:: Data for the task ::
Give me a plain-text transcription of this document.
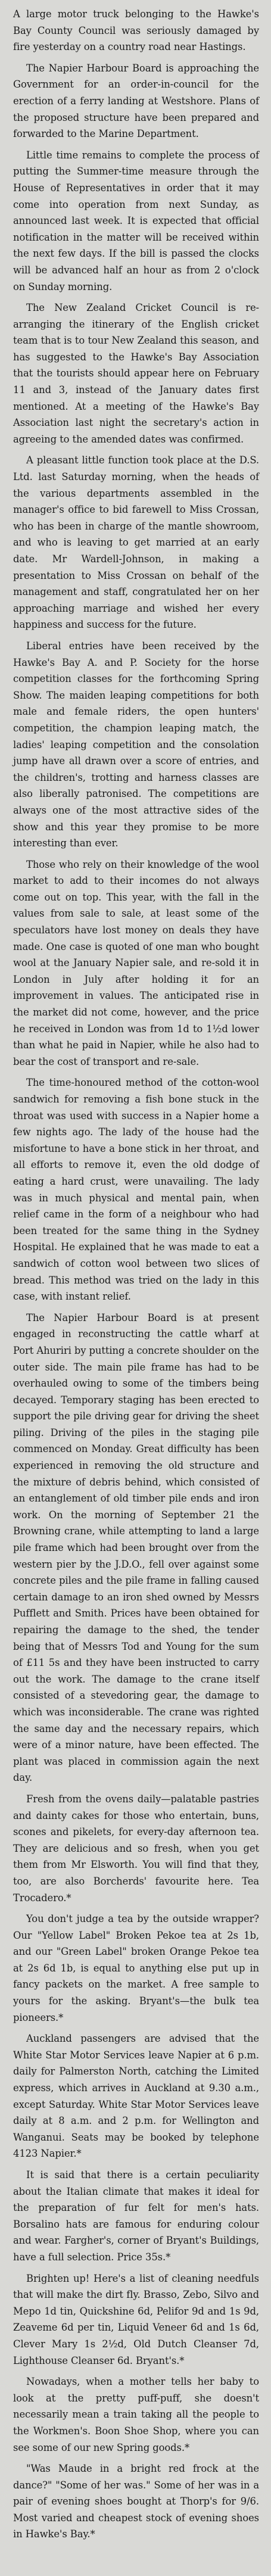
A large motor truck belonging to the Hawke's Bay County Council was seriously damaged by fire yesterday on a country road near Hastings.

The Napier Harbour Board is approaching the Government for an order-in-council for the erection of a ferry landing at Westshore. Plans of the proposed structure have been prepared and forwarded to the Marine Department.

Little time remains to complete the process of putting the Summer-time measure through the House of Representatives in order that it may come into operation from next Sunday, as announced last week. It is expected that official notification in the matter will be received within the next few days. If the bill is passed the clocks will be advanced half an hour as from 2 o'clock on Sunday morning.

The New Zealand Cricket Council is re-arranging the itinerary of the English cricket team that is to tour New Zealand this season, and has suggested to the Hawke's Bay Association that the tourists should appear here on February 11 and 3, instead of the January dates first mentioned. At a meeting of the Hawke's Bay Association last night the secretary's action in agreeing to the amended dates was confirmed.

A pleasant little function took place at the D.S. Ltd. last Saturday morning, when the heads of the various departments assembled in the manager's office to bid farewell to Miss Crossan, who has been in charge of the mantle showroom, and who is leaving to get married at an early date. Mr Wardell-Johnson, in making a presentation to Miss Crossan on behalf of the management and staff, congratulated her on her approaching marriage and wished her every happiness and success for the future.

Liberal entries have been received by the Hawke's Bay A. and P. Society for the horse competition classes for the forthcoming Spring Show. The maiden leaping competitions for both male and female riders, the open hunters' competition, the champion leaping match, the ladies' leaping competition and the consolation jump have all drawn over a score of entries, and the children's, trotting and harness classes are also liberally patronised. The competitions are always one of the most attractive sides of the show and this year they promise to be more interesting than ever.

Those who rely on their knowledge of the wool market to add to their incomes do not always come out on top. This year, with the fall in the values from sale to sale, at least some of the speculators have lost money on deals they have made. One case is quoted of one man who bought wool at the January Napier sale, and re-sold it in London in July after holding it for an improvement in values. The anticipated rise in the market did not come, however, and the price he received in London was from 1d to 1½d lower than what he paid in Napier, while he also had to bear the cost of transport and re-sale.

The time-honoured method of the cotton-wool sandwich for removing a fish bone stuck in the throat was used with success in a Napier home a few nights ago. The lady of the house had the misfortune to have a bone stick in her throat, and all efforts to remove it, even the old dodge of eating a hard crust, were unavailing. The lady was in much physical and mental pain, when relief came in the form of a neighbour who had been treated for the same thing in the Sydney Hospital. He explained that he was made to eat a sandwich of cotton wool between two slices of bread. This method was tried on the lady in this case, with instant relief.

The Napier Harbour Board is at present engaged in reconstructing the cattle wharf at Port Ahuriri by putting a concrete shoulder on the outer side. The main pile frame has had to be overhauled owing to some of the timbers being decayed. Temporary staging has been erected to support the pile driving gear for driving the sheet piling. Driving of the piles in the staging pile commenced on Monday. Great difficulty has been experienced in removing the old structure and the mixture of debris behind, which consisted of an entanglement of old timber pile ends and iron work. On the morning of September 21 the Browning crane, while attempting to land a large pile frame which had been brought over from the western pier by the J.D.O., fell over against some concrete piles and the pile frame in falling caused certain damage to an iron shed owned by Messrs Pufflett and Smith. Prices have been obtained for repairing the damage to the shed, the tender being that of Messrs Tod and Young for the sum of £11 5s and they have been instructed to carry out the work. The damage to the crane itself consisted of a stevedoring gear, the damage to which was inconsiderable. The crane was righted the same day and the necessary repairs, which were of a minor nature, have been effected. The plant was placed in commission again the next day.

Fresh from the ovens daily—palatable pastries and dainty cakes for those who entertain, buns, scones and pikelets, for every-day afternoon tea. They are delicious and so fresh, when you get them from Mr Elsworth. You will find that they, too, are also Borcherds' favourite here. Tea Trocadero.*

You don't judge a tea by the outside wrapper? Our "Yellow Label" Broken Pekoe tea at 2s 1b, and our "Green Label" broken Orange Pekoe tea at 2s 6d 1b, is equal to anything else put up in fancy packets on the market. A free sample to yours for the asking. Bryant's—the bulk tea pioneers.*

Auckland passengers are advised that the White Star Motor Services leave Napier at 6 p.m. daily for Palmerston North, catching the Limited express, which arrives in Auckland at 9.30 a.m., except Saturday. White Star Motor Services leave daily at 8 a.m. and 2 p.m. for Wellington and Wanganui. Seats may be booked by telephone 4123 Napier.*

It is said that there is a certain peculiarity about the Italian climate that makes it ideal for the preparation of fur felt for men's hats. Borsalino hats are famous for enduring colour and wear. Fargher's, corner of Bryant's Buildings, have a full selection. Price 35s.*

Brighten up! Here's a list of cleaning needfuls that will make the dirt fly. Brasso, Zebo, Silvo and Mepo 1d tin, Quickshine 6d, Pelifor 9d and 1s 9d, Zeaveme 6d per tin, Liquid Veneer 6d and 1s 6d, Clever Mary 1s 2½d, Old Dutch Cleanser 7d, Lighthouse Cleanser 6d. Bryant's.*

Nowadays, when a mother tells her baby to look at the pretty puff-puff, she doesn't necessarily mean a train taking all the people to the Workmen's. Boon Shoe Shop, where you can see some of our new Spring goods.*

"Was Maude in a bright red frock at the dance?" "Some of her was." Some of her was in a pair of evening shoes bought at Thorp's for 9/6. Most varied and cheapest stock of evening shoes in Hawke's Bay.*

...

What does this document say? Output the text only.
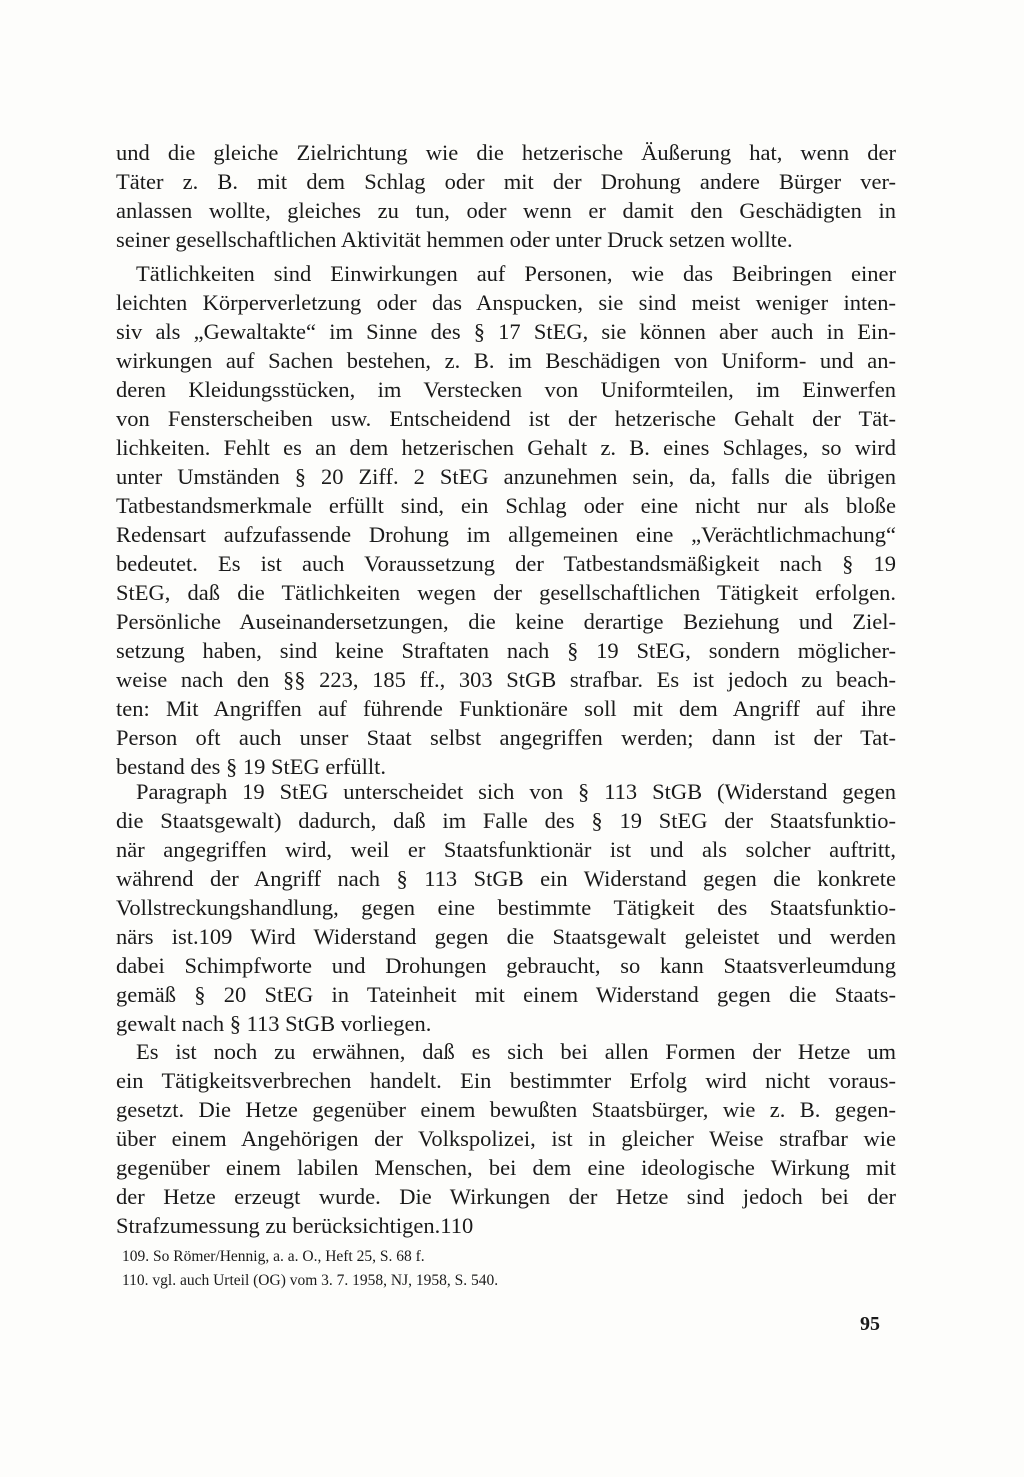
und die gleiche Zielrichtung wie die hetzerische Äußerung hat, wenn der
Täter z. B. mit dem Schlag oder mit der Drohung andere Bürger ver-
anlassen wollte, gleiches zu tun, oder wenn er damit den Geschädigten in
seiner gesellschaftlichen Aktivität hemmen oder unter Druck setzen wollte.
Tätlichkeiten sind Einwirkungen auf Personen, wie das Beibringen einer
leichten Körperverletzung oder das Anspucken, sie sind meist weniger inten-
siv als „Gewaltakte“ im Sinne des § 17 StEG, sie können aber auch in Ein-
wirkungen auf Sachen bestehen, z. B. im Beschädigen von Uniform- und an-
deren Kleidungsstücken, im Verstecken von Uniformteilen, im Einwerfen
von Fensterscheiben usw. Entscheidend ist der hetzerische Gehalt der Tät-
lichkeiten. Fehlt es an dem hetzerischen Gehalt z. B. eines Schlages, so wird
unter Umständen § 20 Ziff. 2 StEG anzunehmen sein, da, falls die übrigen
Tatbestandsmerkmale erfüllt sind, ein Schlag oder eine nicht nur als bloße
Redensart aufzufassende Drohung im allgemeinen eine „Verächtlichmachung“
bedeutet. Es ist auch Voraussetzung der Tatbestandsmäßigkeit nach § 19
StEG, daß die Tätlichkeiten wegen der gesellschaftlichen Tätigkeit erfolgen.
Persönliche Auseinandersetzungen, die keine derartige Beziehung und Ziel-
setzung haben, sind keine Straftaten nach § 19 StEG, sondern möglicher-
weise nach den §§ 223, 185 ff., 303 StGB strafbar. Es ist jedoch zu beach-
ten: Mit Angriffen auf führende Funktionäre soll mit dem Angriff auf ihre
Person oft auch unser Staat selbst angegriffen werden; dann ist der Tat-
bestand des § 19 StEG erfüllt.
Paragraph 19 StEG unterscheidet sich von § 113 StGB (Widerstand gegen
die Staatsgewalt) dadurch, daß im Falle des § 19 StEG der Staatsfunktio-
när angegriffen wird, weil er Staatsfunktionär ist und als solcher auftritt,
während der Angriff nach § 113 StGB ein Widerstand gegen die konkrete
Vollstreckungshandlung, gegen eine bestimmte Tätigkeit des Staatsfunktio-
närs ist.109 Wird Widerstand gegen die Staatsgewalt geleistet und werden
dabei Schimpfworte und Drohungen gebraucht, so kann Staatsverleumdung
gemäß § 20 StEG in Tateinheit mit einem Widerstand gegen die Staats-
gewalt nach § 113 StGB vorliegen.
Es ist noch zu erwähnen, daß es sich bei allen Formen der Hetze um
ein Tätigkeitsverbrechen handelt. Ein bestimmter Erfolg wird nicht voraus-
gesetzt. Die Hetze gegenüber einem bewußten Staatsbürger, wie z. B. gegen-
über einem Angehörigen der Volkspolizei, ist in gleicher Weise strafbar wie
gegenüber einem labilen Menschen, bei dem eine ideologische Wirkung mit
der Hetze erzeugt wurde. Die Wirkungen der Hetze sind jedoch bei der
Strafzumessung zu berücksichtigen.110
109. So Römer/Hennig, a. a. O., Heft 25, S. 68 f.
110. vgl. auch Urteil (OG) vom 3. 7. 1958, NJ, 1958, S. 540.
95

--

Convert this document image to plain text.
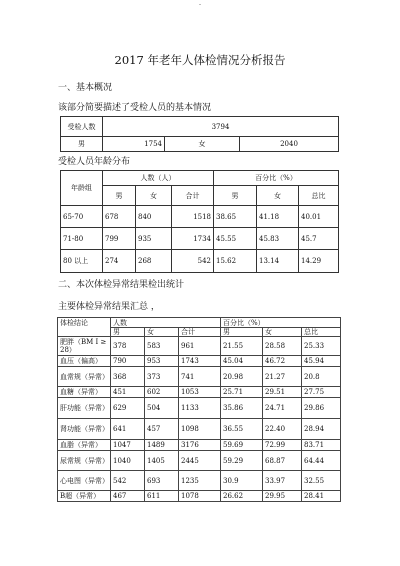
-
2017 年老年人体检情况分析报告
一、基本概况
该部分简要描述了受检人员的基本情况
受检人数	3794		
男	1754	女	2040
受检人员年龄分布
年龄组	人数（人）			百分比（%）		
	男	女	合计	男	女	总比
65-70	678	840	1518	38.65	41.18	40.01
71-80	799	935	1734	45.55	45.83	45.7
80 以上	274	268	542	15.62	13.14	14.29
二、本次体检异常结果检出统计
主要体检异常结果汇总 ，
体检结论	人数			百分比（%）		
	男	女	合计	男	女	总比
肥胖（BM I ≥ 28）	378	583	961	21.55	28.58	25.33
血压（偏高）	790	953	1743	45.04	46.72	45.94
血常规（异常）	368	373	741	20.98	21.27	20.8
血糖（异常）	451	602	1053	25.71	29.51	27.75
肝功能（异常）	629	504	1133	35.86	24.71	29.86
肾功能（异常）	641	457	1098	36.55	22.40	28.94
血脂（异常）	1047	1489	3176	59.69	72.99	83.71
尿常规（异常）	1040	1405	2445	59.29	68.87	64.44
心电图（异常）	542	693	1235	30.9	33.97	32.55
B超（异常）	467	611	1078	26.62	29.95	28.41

:: Aim ::
Of all the lines in the listing above, how many contain the word "einem"? Answer with the number alone.

:: Solution to this exercise ::
4